▶ [SUPPLIED DATA]

## Start

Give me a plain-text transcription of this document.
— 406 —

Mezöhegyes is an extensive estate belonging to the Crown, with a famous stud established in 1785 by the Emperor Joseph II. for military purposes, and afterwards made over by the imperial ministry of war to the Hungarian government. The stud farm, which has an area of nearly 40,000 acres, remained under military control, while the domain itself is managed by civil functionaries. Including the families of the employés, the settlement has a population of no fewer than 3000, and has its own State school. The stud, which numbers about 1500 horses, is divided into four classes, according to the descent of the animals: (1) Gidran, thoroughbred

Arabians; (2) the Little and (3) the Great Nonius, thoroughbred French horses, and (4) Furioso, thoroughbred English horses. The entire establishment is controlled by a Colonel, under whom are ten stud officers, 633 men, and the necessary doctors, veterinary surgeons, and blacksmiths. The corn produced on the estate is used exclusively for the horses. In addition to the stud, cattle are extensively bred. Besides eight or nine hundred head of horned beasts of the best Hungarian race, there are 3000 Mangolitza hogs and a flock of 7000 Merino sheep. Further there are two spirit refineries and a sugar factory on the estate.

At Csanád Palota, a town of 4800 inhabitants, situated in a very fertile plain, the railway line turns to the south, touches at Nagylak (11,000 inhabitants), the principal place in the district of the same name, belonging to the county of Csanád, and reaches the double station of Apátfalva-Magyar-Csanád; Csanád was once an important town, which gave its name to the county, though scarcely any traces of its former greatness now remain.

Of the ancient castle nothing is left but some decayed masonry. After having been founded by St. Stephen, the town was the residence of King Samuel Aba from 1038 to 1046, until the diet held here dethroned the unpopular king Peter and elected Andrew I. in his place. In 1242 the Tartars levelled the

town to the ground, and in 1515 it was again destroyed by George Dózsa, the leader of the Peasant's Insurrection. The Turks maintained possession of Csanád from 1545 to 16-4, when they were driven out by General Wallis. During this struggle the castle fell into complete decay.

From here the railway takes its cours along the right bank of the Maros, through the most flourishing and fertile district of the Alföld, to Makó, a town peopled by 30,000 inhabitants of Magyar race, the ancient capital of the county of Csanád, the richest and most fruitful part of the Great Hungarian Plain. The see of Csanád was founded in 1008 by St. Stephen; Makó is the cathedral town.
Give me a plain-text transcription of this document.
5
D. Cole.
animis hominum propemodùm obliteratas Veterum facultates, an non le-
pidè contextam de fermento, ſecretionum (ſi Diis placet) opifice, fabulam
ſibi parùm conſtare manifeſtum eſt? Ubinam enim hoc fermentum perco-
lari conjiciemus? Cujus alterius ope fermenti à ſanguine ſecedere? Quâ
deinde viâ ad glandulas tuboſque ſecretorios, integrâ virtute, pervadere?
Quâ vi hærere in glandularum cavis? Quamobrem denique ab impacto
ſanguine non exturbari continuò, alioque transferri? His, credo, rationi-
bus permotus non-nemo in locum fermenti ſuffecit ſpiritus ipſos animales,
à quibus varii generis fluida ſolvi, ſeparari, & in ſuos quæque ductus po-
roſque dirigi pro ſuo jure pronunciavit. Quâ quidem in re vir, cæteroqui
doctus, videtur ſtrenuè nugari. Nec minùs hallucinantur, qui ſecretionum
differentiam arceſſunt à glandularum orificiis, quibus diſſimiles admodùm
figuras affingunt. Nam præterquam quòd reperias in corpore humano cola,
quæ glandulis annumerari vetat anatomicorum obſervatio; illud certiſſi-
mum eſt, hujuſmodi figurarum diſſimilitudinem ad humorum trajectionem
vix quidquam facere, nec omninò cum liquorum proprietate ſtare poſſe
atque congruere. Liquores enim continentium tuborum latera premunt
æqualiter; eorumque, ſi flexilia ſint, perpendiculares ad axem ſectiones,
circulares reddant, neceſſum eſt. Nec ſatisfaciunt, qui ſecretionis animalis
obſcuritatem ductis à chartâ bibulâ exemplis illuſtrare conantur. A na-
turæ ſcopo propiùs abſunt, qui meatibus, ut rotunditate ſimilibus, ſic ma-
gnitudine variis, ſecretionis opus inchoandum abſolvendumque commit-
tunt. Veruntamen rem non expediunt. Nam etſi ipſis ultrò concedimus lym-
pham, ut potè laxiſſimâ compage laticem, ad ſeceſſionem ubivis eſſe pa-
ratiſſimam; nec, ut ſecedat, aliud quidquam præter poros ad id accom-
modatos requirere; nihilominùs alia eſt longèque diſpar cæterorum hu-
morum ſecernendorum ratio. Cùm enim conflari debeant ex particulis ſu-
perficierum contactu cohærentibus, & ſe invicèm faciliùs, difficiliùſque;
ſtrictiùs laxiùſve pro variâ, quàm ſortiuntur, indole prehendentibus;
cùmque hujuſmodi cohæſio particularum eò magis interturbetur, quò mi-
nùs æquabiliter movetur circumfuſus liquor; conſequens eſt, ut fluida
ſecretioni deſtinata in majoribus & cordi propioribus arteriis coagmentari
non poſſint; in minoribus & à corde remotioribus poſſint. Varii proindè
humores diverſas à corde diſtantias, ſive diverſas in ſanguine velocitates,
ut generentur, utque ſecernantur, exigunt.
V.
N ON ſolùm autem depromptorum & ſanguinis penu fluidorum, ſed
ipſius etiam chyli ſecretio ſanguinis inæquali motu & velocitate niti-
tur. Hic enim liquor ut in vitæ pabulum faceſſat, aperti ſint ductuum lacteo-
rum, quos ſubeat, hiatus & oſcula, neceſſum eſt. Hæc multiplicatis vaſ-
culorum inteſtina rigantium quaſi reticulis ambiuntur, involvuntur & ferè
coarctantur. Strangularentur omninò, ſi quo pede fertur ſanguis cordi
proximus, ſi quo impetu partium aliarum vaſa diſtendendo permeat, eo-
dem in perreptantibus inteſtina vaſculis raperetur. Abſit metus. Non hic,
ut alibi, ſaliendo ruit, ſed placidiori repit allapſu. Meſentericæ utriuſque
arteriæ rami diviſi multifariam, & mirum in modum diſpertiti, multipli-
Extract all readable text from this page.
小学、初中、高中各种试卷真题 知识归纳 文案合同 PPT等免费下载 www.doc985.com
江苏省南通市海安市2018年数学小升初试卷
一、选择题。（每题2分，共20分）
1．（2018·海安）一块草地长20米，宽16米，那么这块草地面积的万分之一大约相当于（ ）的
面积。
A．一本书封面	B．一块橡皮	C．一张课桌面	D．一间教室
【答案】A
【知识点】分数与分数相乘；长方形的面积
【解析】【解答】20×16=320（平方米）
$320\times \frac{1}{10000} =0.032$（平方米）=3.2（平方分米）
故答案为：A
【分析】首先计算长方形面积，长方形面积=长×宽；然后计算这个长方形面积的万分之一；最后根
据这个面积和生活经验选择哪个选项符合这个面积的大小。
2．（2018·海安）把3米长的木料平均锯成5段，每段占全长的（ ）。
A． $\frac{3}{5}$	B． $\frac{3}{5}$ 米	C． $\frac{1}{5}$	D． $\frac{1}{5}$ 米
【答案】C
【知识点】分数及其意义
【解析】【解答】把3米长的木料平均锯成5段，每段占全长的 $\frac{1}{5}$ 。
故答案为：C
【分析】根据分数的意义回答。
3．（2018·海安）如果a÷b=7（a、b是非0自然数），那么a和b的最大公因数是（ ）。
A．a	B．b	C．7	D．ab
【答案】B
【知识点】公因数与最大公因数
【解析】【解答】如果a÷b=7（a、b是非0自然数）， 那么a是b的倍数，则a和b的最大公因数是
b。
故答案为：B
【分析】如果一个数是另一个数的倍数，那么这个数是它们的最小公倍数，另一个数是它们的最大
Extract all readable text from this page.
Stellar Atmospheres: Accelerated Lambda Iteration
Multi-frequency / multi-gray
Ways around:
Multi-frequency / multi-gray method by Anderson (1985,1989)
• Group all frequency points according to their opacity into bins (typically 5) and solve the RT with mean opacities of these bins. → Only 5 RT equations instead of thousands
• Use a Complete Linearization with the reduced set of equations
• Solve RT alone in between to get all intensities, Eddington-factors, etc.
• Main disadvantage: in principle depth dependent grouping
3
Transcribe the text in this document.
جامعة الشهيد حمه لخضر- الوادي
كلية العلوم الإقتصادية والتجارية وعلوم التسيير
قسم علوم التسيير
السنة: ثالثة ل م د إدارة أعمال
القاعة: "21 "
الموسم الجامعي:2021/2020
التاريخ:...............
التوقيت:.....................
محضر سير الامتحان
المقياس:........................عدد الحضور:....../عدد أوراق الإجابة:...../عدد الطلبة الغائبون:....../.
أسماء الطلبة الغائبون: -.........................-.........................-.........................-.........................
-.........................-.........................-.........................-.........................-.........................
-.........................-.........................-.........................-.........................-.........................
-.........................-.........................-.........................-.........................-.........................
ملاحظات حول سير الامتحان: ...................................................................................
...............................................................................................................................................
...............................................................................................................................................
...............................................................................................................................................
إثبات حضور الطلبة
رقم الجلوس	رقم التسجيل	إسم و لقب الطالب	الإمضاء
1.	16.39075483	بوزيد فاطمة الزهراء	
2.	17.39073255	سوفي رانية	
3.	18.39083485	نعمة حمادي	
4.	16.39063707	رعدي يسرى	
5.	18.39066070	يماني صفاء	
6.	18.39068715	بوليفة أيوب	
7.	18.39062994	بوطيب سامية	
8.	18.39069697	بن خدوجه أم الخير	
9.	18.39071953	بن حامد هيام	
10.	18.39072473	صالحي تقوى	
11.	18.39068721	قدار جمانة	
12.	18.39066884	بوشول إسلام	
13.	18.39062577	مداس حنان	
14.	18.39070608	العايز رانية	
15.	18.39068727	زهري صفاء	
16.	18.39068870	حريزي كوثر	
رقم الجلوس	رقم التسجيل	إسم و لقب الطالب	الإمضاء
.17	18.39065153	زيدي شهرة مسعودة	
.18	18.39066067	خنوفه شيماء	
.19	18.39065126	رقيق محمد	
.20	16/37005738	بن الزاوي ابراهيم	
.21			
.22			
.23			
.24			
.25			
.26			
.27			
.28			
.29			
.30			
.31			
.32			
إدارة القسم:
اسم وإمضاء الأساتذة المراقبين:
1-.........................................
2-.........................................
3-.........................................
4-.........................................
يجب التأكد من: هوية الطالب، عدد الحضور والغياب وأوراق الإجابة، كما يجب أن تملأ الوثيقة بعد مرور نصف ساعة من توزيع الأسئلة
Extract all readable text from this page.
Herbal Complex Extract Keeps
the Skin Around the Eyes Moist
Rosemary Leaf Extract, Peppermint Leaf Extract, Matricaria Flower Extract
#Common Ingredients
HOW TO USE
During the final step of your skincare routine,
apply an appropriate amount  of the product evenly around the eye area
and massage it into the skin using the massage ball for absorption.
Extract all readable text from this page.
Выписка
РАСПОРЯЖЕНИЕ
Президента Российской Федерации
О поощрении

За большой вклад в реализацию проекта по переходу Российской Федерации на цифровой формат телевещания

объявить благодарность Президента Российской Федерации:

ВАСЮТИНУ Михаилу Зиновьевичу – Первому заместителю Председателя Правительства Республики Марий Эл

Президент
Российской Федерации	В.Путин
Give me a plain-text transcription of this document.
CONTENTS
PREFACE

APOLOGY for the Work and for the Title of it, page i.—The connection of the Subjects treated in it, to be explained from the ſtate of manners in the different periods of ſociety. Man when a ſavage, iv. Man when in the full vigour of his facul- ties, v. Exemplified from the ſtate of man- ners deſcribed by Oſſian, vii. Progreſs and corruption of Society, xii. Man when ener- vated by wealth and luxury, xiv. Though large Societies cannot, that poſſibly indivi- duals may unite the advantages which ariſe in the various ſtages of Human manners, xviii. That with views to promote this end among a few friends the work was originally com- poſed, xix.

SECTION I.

## End

▶ [JOB]
Report how many lines of the data contain the word "corde", using the number alone.

▶ [COMPLETE OUTPUT]
2